Page layout parsing data:
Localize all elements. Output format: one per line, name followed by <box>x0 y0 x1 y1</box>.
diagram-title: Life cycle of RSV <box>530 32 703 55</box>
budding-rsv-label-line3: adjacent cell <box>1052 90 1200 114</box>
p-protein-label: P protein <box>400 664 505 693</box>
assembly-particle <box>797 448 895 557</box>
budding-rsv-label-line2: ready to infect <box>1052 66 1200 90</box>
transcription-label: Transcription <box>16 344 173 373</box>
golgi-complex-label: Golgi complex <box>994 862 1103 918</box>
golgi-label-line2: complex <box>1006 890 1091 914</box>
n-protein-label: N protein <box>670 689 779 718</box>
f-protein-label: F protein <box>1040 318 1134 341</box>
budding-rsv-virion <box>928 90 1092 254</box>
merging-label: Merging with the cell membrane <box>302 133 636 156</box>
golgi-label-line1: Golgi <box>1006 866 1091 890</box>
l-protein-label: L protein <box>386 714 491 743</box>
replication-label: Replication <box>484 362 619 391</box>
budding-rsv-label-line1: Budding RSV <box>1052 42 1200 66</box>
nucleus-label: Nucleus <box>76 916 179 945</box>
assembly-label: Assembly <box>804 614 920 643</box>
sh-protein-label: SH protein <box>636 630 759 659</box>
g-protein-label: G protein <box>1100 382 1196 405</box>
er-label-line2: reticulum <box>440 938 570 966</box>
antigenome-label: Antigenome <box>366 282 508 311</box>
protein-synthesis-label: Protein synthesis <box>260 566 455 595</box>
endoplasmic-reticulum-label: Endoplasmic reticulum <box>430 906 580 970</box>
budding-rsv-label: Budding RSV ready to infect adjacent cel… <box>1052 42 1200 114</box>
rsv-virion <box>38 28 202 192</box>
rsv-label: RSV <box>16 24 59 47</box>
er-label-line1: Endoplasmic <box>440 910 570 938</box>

## Exercise
Each entry above should be output again, precisely as given.

## Result of this exercise
Localize all elements. Output format: one per line, name followed by <box>x0 y0 x1 y1</box>.
diagram-title: Life cycle of RSV <box>530 32 703 55</box>
budding-rsv-label-line3: adjacent cell <box>1052 90 1200 114</box>
p-protein-label: P protein <box>400 664 505 693</box>
assembly-particle <box>797 448 895 557</box>
budding-rsv-label-line2: ready to infect <box>1052 66 1200 90</box>
transcription-label: Transcription <box>16 344 173 373</box>
golgi-complex-label: Golgi complex <box>994 862 1103 918</box>
golgi-label-line2: complex <box>1006 890 1091 914</box>
n-protein-label: N protein <box>670 689 779 718</box>
f-protein-label: F protein <box>1040 318 1134 341</box>
budding-rsv-virion <box>928 90 1092 254</box>
merging-label: Merging with the cell membrane <box>302 133 636 156</box>
golgi-label-line1: Golgi <box>1006 866 1091 890</box>
l-protein-label: L protein <box>386 714 491 743</box>
replication-label: Replication <box>484 362 619 391</box>
budding-rsv-label-line1: Budding RSV <box>1052 42 1200 66</box>
nucleus-label: Nucleus <box>76 916 179 945</box>
assembly-label: Assembly <box>804 614 920 643</box>
sh-protein-label: SH protein <box>636 630 759 659</box>
g-protein-label: G protein <box>1100 382 1196 405</box>
er-label-line2: reticulum <box>440 938 570 966</box>
antigenome-label: Antigenome <box>366 282 508 311</box>
protein-synthesis-label: Protein synthesis <box>260 566 455 595</box>
endoplasmic-reticulum-label: Endoplasmic reticulum <box>430 906 580 970</box>
budding-rsv-label: Budding RSV ready to infect adjacent cel… <box>1052 42 1200 114</box>
rsv-virion <box>38 28 202 192</box>
rsv-label: RSV <box>16 24 59 47</box>
er-label-line1: Endoplasmic <box>440 910 570 938</box>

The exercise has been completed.